**Extracted material**
================================

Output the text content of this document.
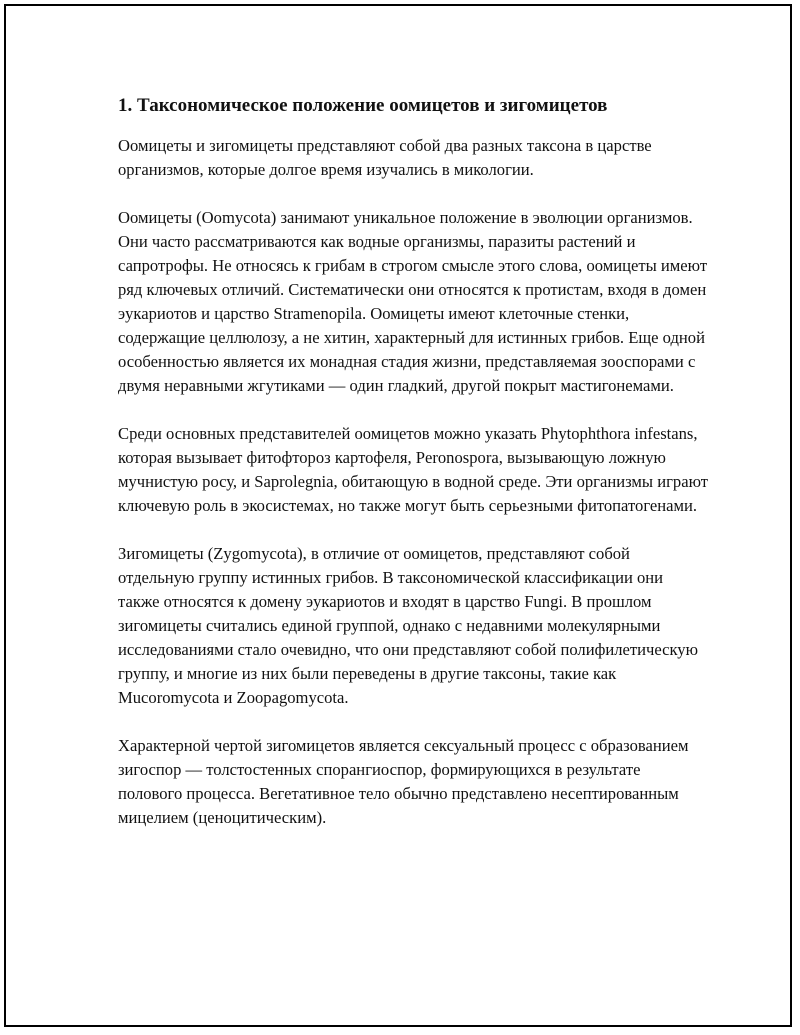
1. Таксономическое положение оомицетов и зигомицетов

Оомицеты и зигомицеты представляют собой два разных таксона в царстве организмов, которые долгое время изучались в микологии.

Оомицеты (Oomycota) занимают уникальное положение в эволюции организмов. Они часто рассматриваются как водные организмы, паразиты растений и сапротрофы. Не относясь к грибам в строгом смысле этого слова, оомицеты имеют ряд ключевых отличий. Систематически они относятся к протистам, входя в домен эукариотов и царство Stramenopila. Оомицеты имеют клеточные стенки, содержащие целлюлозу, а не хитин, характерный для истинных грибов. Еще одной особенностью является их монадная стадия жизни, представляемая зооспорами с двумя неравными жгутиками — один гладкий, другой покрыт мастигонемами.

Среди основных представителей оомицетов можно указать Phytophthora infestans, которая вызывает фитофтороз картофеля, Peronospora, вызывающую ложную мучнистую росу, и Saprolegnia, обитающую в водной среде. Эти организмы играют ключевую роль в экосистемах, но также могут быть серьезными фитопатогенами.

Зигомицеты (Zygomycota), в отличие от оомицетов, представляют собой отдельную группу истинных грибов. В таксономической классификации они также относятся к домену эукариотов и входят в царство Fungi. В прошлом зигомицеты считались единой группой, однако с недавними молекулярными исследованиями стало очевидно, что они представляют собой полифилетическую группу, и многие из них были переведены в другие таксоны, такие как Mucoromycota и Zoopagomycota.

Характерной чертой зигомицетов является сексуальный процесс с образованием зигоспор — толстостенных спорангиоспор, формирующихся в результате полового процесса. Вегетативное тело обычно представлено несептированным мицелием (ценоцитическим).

================================

**Problem to solve**
Lines in the records that hold the word "зигомицетов" are to be counted; give only the total.

**Response for this exercise**
2